▶ _Exercise prompt_: Out of the lines below, please list those that hold the string "Габариты".

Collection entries
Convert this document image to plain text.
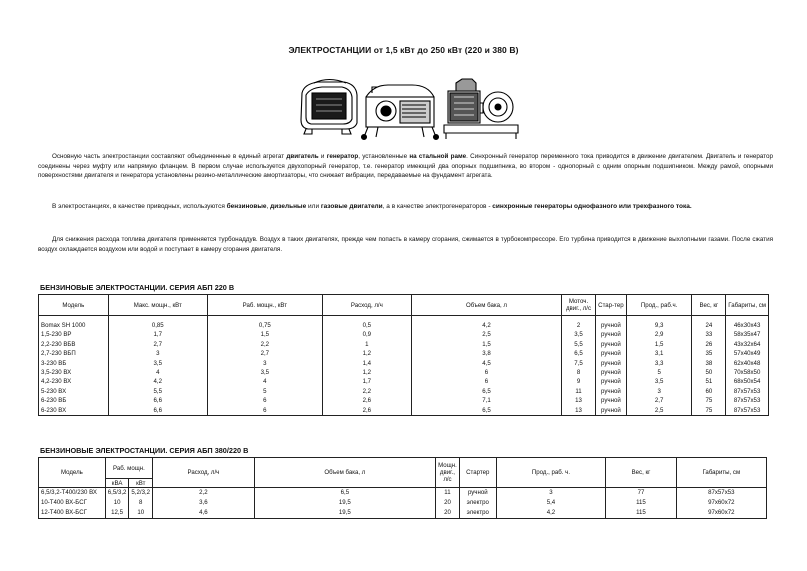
ЭЛЕКТРОСТАНЦИИ от 1,5 кВт до 250 кВт (220 и 380 В)
Основную часть электростанции составляют объединенные в единый агрегат двигатель и генератор, установленные на стальной раме. Синхронный генератор переменного тока приводится в движение двигателем. Двигатель и генератор соединены через муфту или напрямую фланцем. В первом случае используется двухопорный генератор, т.е. генератор имеющий два опорных подшипника, во втором - однопорный с одним опорным подшипником. Между рамой, опорными поверхностями двигателя и генератора установлены резино-металлические амортизаторы, что снижает вибрации, передаваемые на фундамент агрегата.
В электростанциях, в качестве приводных, используются бензиновые, дизельные или газовые двигатели, а в качестве электрогенераторов - синхронные генераторы однофазного или трехфазного тока.
Для снижения расхода топлива двигателя применяется турбонаддув. Воздух в таких двигателях, прежде чем попасть в камеру сгорания, сжимается в турбокомпрессоре. Его турбина приводится в движение выхлопными газами. После сжатия воздух охлаждается воздухом или водой и поступает в камеру сгорания двигателя.
БЕНЗИНОВЫЕ ЭЛЕКТРОСТАНЦИИ. СЕРИЯ АБП 220 В
Модель	Макс. мощн., кВт	Раб. мощн., кВт	Расход, л/ч	Объем бака, л	Моточ. двиг., л/с	Стар-тер	Прод., раб.ч.	Вес, кг	Габариты, см
Bomax SH 1000	0,85	0,75	0,5	4,2	2	ручной	9,3	24	46x30x43
1,5-230 ВР	1,7	1,5	0,9	2,5	3,5	ручной	2,9	33	58x35x47
2,2-230 ВБВ	2,7	2,2	1	1,5	5,5	ручной	1,5	26	43x32x64
2,7-230 ВБП	3	2,7	1,2	3,8	6,5	ручной	3,1	35	57x40x49
3-230 ВБ	3,5	3	1,4	4,5	7,5	ручной	3,3	38	62x40x48
3,5-230 ВХ	4	3,5	1,2	6	8	ручной	5	50	70x58x50
4,2-230 ВХ	4,2	4	1,7	6	9	ручной	3,5	51	68x50x54
5-230 ВХ	5,5	5	2,2	6,5	11	ручной	3	60	87x57x53
6-230 ВБ	6,6	6	2,6	7,1	13	ручной	2,7	75	87x57x53
6-230 ВХ	6,6	6	2,6	6,5	13	ручной	2,5	75	87x57x53
БЕНЗИНОВЫЕ ЭЛЕКТРОСТАНЦИИ. СЕРИЯ АБП 380/220 В
Модель	Раб. мощн.		Расход, л/ч	Объем бака, л	Мощн. двиг., л/с	Стартер	Прод., раб. ч.	Вес, кг	Габариты, см
	кВА	кВт							
6,5/3,2-Т400/230 ВХ	6,5/3,2	5,2/3,2	2,2	6,5	11	ручной	3	77	87x57x53
10-Т400 ВХ-БСГ	10	8	3,6	19,5	20	электро	5,4	115	97x60x72
12-Т400 ВХ-БСГ	12,5	10	4,6	19,5	20	электро	4,2	115	97x60x72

▶ _Task result_:
Модель	Макс. мощн., кВт	Раб. мощн., кВт	Расход, л/ч	Объем бака, л	Моточ. двиг., л/с	Стар-тер	Прод., раб.ч.	Вес, кг	Габариты, см
Модель	Раб. мощн.		Расход, л/ч	Объем бака, л	Мощн. двиг., л/с	Стартер	Прод., раб. ч.	Вес, кг	Габариты, см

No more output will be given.